══ TEXT EXCERPT
Jakarta's Namarina Ballet Company Dances for Its Future

Namarina Dance Academy students performed ‘The Future,’ choreographed by Sussi Anddri. (JG Photo/Yudha Baskoro)

By : Dhania Sarahtika | on 6:22 PM April 26, 2018
Category : Life & Style, Arts & Culture, Featured

Jakarta. One of Indonesia's few semi-professional ballet companies, Namarina Youth Dance, or NYD, presented a dazzling showcase titled "Dancing for the Future" to a full-house audience at Goethe Haus in Menteng, Central Jakarta, on Sunday (22/04).

The show incorporated three generations of dancers from a company that has carried the torch for serious ballet in Indonesia since 2006.

This was the sixth show held by NYD’s DanceScape, that has been responsible for a series of artistic, educational and collaborative programs.

The previous DanceScape event was "Mari Menari" (Let's Dance), a short dance workshop for schoolchildren held with Kompas Gramedia and Bentara Budaya Jakarta in 2016.

NYD itself was established in 2006 when Namarina — the dance academy — celebrated its 50th anniversary.

Artistic director and school principal Maya Tamara said NYD is expected to be a fully professional company by 2025.
════
══ DATA EXTRACTS
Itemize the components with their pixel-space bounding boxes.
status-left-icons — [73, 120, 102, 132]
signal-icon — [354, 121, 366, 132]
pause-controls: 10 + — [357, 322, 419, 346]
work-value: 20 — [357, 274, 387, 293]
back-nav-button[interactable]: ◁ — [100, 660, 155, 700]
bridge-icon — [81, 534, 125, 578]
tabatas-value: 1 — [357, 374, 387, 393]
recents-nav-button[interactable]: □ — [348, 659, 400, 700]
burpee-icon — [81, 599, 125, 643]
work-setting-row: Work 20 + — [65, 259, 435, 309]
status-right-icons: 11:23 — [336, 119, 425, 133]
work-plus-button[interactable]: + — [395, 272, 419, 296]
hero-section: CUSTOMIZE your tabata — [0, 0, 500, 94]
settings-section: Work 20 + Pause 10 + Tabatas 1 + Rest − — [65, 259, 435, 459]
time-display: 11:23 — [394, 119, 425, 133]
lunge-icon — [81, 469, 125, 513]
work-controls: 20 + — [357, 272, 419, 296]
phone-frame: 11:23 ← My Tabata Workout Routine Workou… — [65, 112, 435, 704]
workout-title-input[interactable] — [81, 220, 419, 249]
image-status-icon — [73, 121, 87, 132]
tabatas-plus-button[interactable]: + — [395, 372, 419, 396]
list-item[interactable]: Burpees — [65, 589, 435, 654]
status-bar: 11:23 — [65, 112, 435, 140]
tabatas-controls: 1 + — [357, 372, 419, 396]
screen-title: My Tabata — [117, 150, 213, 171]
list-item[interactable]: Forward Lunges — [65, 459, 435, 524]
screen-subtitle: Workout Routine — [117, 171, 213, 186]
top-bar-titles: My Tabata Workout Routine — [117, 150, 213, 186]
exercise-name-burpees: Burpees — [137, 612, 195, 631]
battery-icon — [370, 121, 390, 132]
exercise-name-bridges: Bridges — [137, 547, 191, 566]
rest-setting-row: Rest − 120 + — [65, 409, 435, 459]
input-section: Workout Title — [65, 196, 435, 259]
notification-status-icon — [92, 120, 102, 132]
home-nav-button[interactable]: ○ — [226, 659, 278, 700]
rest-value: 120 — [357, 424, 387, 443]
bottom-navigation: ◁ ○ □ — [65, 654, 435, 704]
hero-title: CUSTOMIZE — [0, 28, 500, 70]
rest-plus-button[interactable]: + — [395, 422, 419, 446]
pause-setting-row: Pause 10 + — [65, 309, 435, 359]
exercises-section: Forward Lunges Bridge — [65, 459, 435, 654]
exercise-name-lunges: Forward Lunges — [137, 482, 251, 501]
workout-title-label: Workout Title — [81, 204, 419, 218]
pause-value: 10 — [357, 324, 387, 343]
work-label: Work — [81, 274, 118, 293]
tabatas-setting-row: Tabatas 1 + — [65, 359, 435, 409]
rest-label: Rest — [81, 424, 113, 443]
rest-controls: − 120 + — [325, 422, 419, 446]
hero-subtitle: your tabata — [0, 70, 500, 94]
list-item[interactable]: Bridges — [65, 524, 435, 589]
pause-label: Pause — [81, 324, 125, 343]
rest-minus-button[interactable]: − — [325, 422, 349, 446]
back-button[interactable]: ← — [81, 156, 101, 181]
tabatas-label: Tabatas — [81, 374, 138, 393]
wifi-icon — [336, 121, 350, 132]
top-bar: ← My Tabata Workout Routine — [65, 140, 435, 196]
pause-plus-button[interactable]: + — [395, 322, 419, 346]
════
* [PROBLEM] How would you sum up the article on Namarina Youth Dance in two sentences?

* [ANSWER SPACE] Namarina Youth Dance, one of Indonesia's few semi-professional ballet companies, presented "Dancing for the Future" with three generations of dancers to a full-house audience at Goethe Haus in Menteng, Central Jakarta, as the sixth show of its DanceScape program. The company was established in 2006, when the Namarina dance academy celebrated its 50th anniversary, and artistic director and school principal Maya Tamara said it is expected to be fully professional by 2025.